# START OF Task inputs

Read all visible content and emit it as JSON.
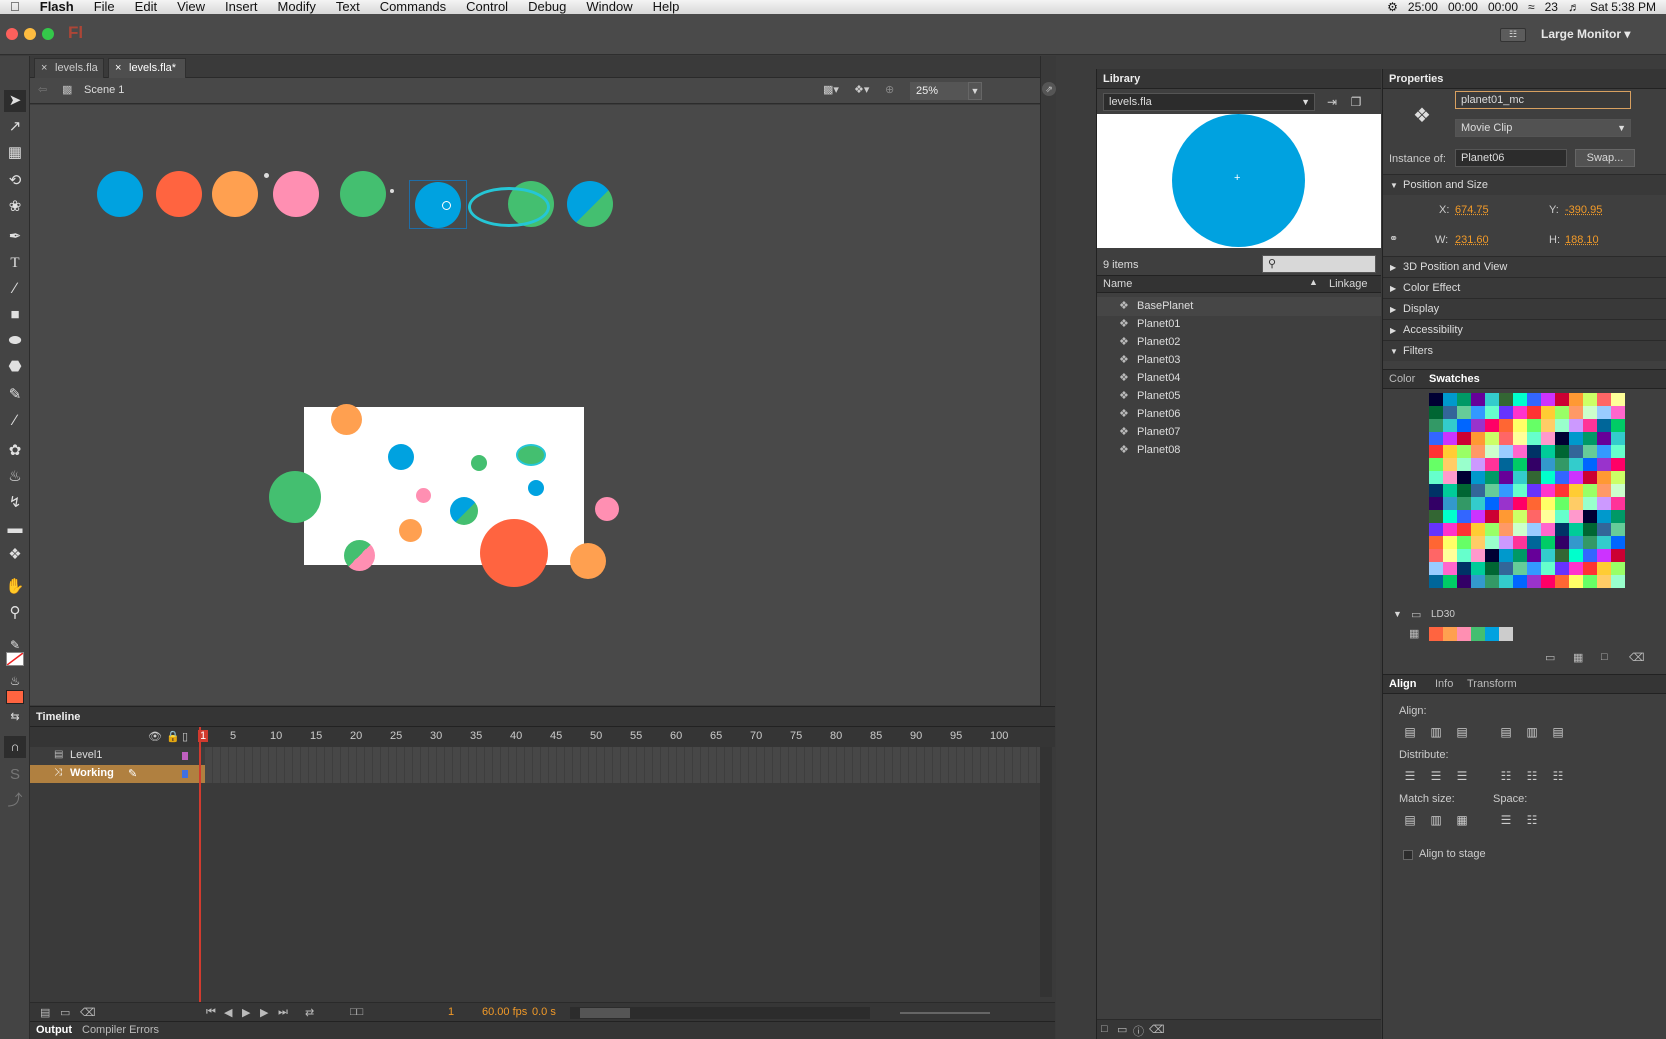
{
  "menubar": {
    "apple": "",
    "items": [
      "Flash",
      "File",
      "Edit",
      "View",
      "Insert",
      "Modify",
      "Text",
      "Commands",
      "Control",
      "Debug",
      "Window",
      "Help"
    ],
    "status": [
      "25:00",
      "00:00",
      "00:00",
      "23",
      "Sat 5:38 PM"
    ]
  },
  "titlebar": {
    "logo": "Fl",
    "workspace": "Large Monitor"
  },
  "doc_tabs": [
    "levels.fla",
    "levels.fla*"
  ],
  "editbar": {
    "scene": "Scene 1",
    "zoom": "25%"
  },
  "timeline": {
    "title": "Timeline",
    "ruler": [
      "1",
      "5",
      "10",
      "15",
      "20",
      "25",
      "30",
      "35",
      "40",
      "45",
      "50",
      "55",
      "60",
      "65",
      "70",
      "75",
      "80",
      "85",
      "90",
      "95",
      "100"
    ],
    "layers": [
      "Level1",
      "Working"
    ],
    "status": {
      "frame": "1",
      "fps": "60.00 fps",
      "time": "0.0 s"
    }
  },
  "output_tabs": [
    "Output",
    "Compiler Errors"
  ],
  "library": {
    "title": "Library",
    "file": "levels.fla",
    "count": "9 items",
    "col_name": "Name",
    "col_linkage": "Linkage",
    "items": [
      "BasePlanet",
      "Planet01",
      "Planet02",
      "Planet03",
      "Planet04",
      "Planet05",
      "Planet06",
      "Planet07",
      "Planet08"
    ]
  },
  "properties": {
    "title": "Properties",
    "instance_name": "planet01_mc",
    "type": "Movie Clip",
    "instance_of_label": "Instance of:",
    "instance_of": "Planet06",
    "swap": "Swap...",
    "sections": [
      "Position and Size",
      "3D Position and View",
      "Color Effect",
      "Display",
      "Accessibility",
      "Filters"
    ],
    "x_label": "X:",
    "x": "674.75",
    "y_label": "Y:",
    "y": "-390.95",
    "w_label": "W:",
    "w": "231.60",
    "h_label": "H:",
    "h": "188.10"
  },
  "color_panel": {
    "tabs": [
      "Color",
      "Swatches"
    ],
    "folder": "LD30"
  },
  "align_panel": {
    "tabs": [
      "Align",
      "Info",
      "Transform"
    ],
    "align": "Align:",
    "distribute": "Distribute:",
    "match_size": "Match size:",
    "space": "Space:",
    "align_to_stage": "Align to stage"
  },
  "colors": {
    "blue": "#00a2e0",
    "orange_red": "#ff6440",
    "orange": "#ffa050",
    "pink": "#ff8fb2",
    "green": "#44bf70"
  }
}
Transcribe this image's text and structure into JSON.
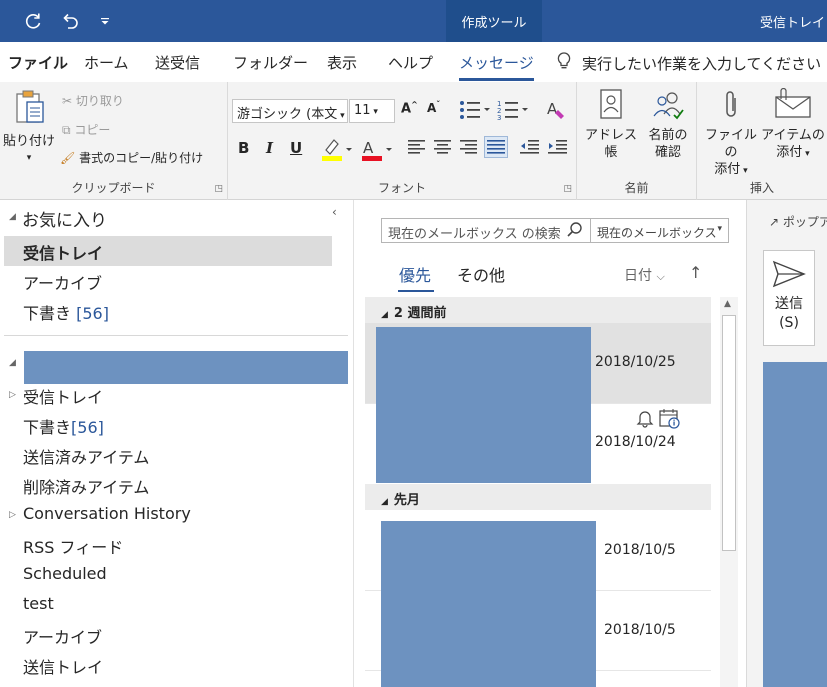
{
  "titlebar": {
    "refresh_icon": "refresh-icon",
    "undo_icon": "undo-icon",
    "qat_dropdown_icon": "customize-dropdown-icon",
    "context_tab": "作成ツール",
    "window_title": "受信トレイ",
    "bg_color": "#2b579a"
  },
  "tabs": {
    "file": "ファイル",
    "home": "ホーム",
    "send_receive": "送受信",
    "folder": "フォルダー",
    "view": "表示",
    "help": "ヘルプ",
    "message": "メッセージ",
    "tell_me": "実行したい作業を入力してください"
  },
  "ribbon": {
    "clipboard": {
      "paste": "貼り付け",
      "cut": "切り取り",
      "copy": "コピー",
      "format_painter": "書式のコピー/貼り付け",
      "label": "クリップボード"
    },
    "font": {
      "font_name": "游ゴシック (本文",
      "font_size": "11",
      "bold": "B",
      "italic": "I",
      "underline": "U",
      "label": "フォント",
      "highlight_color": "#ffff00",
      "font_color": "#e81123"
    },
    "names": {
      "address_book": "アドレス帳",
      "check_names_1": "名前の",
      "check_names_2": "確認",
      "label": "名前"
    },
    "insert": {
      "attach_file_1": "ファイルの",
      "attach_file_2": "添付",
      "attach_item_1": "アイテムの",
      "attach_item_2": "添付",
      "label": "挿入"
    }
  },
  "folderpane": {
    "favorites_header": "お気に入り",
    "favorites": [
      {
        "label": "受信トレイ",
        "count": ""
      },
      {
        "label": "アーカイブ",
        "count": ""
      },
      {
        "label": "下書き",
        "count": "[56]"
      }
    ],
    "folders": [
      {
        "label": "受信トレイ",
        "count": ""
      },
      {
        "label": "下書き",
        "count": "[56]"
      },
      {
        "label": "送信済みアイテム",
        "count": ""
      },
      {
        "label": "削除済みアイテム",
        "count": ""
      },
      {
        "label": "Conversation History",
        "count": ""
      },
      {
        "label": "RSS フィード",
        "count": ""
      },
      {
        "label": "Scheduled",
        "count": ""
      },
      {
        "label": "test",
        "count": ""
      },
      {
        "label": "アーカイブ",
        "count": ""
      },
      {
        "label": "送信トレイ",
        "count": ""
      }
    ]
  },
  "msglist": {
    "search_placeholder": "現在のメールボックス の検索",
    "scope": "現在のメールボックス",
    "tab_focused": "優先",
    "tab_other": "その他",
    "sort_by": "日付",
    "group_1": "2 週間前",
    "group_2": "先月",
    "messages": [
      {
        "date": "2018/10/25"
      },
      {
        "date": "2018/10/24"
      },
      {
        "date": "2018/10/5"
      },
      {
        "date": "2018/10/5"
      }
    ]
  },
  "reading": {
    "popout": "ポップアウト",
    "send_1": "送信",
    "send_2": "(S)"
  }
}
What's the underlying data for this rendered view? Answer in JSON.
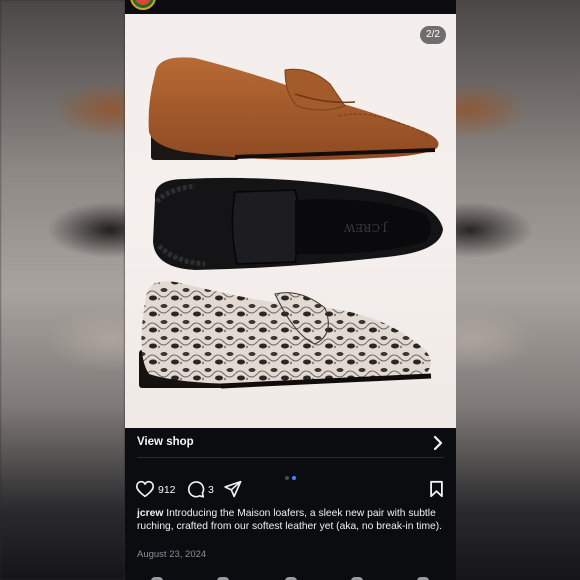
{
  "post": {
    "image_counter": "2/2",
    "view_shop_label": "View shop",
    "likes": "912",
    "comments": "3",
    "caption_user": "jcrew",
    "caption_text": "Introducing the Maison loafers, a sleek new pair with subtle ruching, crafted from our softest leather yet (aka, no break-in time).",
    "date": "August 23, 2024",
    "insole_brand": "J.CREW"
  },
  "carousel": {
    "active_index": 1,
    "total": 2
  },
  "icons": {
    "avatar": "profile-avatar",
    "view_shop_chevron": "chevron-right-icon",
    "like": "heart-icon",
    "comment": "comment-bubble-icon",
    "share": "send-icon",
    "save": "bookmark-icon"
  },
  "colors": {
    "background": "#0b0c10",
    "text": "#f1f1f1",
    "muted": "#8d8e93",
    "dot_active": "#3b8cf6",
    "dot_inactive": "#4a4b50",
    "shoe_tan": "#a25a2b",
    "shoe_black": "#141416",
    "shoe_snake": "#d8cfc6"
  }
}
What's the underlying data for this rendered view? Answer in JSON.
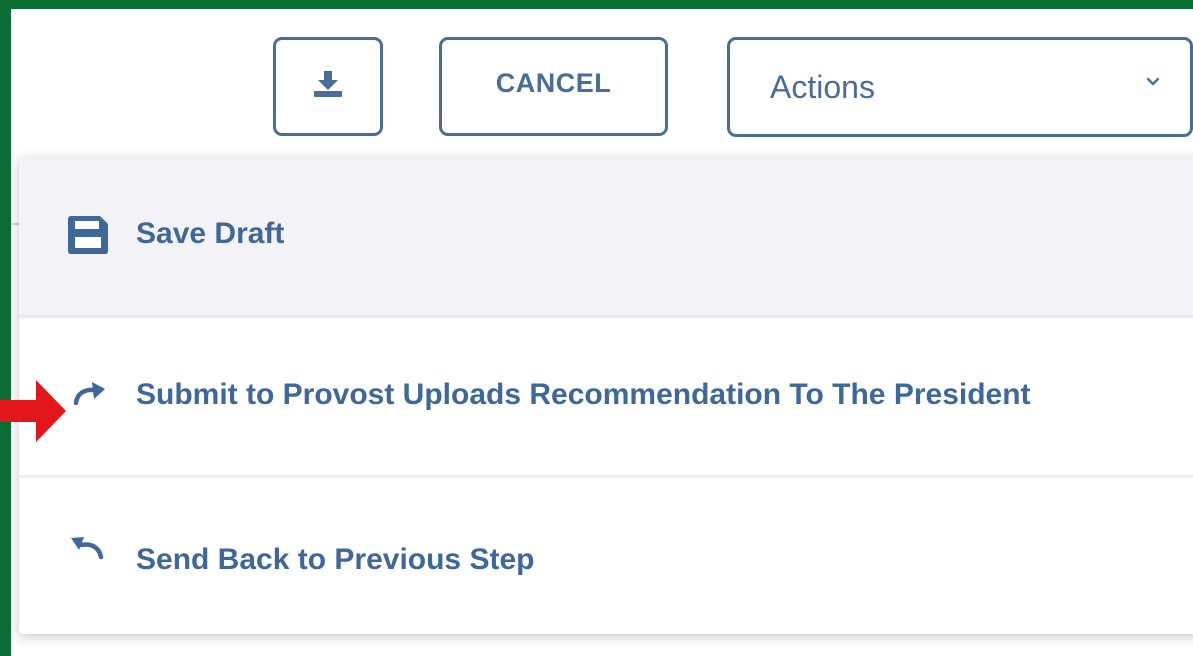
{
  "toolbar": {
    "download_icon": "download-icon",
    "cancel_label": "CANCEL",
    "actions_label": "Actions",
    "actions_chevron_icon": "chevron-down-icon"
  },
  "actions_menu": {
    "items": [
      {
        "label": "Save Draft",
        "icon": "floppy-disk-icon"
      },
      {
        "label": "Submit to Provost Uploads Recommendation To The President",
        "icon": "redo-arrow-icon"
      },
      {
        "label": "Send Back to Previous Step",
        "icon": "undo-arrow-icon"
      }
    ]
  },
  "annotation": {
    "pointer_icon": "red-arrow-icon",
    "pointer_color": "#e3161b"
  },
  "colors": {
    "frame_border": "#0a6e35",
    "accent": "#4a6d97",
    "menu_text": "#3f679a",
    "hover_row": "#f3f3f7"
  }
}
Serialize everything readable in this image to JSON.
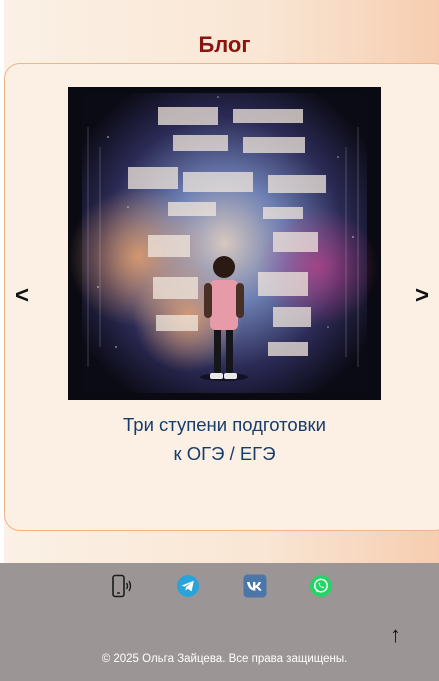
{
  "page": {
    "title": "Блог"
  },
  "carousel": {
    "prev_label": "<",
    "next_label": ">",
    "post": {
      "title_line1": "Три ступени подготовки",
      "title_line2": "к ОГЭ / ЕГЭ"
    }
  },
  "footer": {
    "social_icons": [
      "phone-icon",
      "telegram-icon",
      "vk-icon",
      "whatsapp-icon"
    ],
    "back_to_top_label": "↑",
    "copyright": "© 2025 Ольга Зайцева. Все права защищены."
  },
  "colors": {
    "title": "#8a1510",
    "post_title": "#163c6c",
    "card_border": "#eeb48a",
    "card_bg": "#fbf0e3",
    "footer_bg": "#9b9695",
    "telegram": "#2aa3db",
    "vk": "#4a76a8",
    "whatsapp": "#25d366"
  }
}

# END OF Task inputs

• **What the exercise asks**
Retype word for word the span of lines above that begins with the line containing "Serialize everything readable" and ends with the last line of the records; skip all pictures.

• **Exercise solution**
Serialize everything readable in this image to JSON.
{
  "page": {
    "title": "Блог"
  },
  "carousel": {
    "prev_label": "<",
    "next_label": ">",
    "post": {
      "title_line1": "Три ступени подготовки",
      "title_line2": "к ОГЭ / ЕГЭ"
    }
  },
  "footer": {
    "social_icons": [
      "phone-icon",
      "telegram-icon",
      "vk-icon",
      "whatsapp-icon"
    ],
    "back_to_top_label": "↑",
    "copyright": "© 2025 Ольга Зайцева. Все права защищены."
  },
  "colors": {
    "title": "#8a1510",
    "post_title": "#163c6c",
    "card_border": "#eeb48a",
    "card_bg": "#fbf0e3",
    "footer_bg": "#9b9695",
    "telegram": "#2aa3db",
    "vk": "#4a76a8",
    "whatsapp": "#25d366"
  }
}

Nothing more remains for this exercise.